Records from a dataset

◆ ◆ ◆ ◆ ◆

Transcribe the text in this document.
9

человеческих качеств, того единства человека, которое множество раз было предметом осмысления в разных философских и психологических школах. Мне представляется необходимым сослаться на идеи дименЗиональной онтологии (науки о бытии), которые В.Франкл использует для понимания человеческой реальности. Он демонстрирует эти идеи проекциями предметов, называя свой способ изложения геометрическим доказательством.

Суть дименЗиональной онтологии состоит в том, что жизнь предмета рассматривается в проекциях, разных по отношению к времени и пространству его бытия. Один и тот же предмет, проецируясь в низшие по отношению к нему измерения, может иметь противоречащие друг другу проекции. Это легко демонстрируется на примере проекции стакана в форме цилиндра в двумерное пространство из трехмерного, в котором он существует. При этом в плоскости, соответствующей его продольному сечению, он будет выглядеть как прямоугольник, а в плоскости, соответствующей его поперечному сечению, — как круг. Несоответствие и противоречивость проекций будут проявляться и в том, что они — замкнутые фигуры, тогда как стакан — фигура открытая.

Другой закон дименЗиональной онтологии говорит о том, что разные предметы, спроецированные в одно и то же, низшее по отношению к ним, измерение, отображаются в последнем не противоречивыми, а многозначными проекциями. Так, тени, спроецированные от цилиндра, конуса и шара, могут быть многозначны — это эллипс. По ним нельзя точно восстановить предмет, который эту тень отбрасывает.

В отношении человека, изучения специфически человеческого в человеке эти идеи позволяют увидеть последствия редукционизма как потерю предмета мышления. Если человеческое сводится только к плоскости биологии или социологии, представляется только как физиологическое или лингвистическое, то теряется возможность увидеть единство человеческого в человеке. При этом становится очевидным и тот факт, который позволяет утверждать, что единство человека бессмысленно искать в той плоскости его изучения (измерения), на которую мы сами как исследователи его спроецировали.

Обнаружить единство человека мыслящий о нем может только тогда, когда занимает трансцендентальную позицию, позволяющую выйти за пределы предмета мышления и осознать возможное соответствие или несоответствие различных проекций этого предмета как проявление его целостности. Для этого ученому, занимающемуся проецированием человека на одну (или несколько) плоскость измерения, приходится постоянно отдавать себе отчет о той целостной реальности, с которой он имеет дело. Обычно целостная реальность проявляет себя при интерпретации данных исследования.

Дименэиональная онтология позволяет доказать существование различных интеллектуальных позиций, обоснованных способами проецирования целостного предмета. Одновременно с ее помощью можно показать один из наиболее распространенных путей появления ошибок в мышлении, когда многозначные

◆ ◆ ◆ ◆ ◆

# Instructions for the task:
Which lines above contain "идеи"? Show each of them.

# Answer to this task:
человеческих качеств, того единства человека, которое множество раз было предметом осмысления в разных философских и психологических школах. Мне представляется необходимым сослаться на идеи дименЗиональной онтологии (науки о бытии), которые В.Франкл использует для понимания человеческой реальности. Он демонстрирует эти идеи проекциями предметов, называя свой способ изложения геометрическим доказательством.
В отношении человека, изучения специфически человеческого в человеке эти идеи позволяют увидеть последствия редукционизма как потерю предмета мышления. Если человеческое сводится только к плоскости биологии или социологии, представляется только как физиологическое или лингвистическое, то теряется возможность увидеть единство человеческого в человеке. При этом становится очевидным и тот факт, который позволяет утверждать, что единство человека бессмысленно искать в той плоскости его изучения (измерения), на которую мы сами как исследователи его спроецировали.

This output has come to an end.